> GIVEN REQUEST:
From the records, pick out and copy each line containing "半径r和".

> RECORD LIST:
<<<<

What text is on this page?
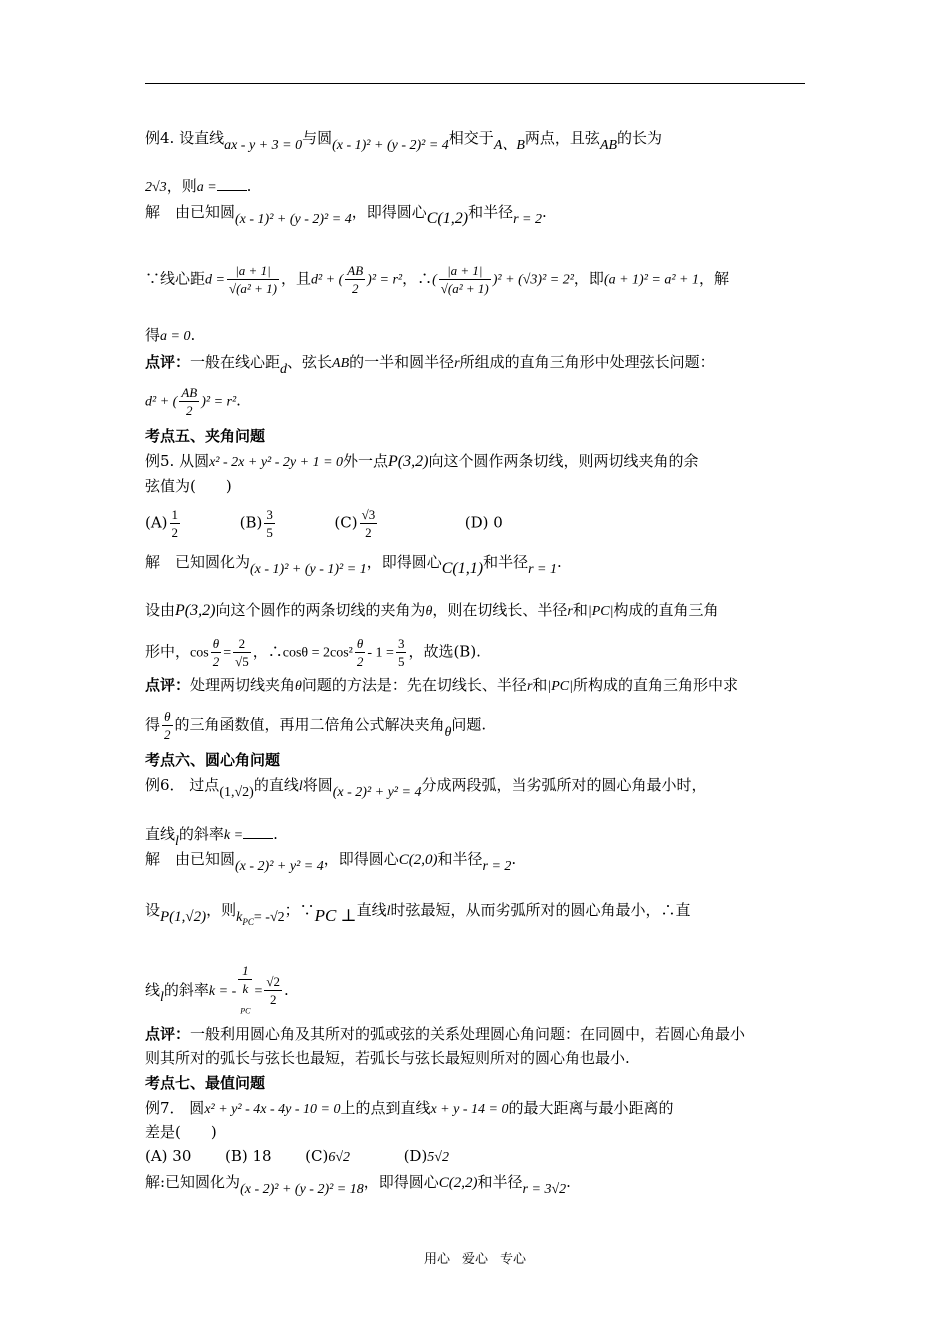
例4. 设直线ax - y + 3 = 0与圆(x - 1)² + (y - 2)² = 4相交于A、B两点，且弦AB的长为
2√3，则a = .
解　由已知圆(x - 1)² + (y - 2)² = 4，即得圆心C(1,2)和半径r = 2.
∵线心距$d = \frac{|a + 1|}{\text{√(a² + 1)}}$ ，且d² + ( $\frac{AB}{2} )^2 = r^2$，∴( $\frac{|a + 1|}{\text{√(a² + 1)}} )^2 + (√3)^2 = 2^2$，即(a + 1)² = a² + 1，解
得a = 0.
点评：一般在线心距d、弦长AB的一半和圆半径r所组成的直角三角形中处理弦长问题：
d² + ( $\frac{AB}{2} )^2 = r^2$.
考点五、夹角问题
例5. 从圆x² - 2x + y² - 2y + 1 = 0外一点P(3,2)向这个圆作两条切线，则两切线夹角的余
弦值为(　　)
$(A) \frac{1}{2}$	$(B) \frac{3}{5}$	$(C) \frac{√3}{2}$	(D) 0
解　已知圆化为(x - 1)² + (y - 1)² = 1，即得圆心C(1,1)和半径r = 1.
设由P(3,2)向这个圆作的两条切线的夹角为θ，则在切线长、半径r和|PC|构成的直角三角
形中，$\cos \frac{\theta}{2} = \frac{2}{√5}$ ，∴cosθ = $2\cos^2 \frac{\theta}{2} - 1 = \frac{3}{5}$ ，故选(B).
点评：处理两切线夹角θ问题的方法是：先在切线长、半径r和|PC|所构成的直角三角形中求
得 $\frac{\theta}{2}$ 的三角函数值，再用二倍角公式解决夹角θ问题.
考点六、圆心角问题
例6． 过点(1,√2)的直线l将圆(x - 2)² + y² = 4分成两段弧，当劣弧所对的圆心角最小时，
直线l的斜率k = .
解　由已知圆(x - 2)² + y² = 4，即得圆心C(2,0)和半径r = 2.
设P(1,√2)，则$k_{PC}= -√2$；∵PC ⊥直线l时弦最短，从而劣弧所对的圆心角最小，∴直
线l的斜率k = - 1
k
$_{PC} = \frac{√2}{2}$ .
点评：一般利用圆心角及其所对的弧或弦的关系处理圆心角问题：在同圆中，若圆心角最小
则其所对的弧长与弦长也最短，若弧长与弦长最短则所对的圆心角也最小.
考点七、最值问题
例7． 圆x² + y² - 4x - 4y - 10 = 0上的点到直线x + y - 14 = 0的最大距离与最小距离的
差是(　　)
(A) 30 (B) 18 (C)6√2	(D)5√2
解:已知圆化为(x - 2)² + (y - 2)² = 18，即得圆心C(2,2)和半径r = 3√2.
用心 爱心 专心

>>>>
<<<<

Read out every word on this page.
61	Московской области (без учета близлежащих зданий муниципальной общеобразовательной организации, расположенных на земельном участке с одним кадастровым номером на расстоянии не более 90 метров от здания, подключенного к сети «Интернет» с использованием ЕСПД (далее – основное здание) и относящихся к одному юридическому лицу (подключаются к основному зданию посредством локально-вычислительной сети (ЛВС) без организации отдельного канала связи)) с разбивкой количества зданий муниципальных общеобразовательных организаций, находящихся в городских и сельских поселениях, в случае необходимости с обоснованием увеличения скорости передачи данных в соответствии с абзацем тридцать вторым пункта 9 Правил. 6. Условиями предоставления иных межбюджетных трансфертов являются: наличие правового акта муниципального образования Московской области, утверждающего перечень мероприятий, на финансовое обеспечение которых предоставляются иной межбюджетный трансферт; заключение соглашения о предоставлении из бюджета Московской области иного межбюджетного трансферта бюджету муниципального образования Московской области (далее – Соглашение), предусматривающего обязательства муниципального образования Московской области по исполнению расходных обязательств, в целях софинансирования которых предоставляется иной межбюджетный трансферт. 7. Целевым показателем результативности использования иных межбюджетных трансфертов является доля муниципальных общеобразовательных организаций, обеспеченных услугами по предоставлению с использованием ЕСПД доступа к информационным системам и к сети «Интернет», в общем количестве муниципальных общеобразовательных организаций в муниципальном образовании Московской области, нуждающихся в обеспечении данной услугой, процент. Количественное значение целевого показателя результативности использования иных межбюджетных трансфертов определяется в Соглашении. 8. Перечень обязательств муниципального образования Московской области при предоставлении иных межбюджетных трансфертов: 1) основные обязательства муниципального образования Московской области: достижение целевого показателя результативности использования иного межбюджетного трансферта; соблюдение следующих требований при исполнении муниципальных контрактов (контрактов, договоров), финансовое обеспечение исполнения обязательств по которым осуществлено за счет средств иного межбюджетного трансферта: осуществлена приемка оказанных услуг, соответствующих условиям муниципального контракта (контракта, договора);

>>>>

> EXERCISE RESULT:
设由P(3,2)向这个圆作的两条切线的夹角为θ，则在切线长、半径r和|PC|构成的直角三角
点评：处理两切线夹角θ问题的方法是：先在切线长、半径r和|PC|所构成的直角三角形中求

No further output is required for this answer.